--- start Material shown ---

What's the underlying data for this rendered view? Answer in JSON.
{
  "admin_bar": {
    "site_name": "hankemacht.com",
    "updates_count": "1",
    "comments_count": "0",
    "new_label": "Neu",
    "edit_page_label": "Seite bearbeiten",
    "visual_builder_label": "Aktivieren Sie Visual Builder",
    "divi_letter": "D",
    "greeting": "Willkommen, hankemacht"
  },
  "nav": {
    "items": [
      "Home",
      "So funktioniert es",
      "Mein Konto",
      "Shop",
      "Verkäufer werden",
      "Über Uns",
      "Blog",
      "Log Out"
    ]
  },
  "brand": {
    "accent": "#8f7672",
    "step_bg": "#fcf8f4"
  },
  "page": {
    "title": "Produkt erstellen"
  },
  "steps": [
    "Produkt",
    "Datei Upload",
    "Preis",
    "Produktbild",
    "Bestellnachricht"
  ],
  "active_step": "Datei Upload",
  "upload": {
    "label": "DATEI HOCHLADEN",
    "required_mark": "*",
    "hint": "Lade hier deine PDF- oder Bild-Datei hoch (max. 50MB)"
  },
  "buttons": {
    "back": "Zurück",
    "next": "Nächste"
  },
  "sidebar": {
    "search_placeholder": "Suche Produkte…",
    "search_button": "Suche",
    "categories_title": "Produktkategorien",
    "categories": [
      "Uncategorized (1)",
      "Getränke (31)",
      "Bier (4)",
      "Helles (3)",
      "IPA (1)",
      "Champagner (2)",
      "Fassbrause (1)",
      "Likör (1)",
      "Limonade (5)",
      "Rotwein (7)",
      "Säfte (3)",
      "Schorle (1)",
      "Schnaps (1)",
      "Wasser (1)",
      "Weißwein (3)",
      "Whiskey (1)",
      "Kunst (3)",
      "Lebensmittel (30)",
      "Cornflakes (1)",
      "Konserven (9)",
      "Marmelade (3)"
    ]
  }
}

--- end Material shown ---

[What you need to do] Display every line of the listing that contains the string "hankemacht".

[Expected output]
    "site_name": "hankemacht.com",
    "greeting": "Willkommen, hankemacht"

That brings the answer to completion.